::: Dataset records :::
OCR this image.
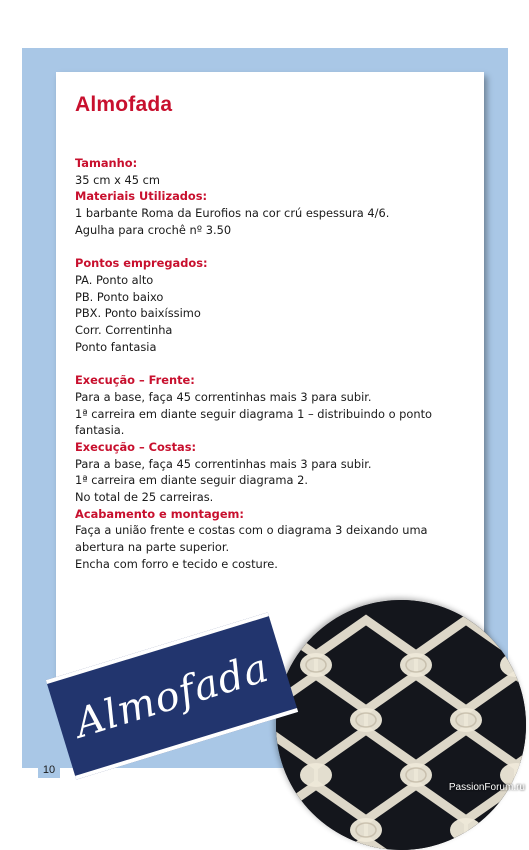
Almofada

Tamanho:

35 cm x 45 cm

Materiais Utilizados:

1 barbante Roma da Eurofios na cor crú espessura 4/6.

Agulha para crochê nº 3.50

Pontos empregados:

PA. Ponto alto

PB. Ponto baixo

PBX. Ponto baixíssimo

Corr. Correntinha

Ponto fantasia

Execução – Frente:

Para a base, faça 45 correntinhas mais 3 para subir.

1ª carreira em diante seguir diagrama 1 – distribuindo o ponto

fantasia.

Execução – Costas:

Para a base, faça 45 correntinhas mais 3 para subir.

1ª carreira em diante seguir diagrama 2.

No total de 25 carreiras.

Acabamento e montagem:

Faça a união frente e costas com o diagrama 3 deixando uma

abertura na parte superior.

Encha com forro e tecido e costure.

Almofada
10
PassionForum.ru
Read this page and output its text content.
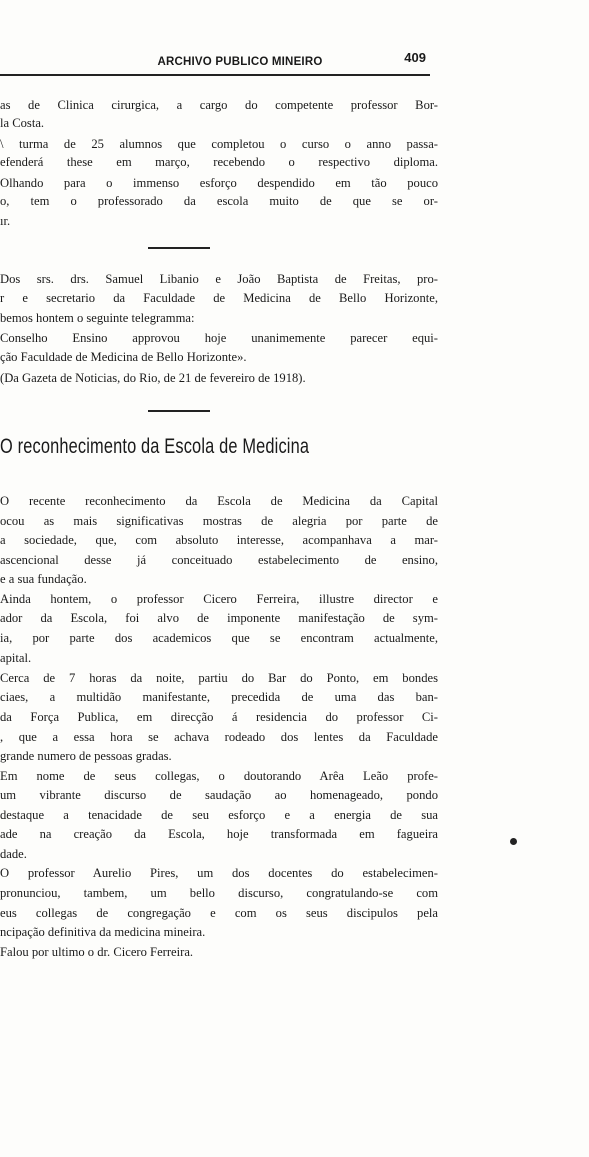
ARCHIVO PUBLICO MINEIRO	409
as de Clinica cirurgica, a cargo do competente professor Bor-
la Costa.
\ turma de 25 alumnos que completou o curso o anno passa-
efenderá these em março, recebendo o respectivo diploma.
Olhando para o immenso esforço despendido em tão pouco
o, tem o professorado da escola muito de que se or-
ır.
Dos srs. drs. Samuel Libanio e João Baptista de Freitas, pro-
r e secretario da Faculdade de Medicina de Bello Horizonte,
bemos hontem o seguinte telegramma:
Conselho Ensino approvou hoje unanimemente parecer equi-
ção Faculdade de Medicina de Bello Horizonte».
(Da Gazeta de Noticias, do Rio, de 21 de fevereiro de 1918).
O reconhecimento da Escola de Medicina
O recente reconhecimento da Escola de Medicina da Capital
ocou as mais significativas mostras de alegria por parte de
a sociedade, que, com absoluto interesse, acompanhava a mar-
ascencional desse já conceituado estabelecimento de ensino,
e a sua fundação.
Ainda hontem, o professor Cicero Ferreira, illustre director e
ador da Escola, foi alvo de imponente manifestação de sym-
ia, por parte dos academicos que se encontram actualmente,
apital.
Cerca de 7 horas da noite, partiu do Bar do Ponto, em bondes
ciaes, a multidão manifestante, precedida de uma das ban-
da Força Publica, em direcção á residencia do professor Ci-
, que a essa hora se achava rodeado dos lentes da Faculdade
grande numero de pessoas gradas.
Em nome de seus collegas, o doutorando Arêa Leão profe-
um vibrante discurso de saudação ao homenageado, pondo
destaque a tenacidade de seu esforço e a energia de sua
ade na creação da Escola, hoje transformada em fagueira
dade.
O professor Aurelio Pires, um dos docentes do estabelecimen-
pronunciou, tambem, um bello discurso, congratulando-se com
eus collegas de congregação e com os seus discipulos pela
ncipação definitiva da medicina mineira.
Falou por ultimo o dr. Cicero Ferreira.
:::
◆ **Task description**: List each line in the listing that contains the string "Faculdade".

◆ **The reply**:
r e secretario da Faculdade de Medicina de Bello Horizonte,
ção Faculdade de Medicina de Bello Horizonte».
, que a essa hora se achava rodeado dos lentes da Faculdade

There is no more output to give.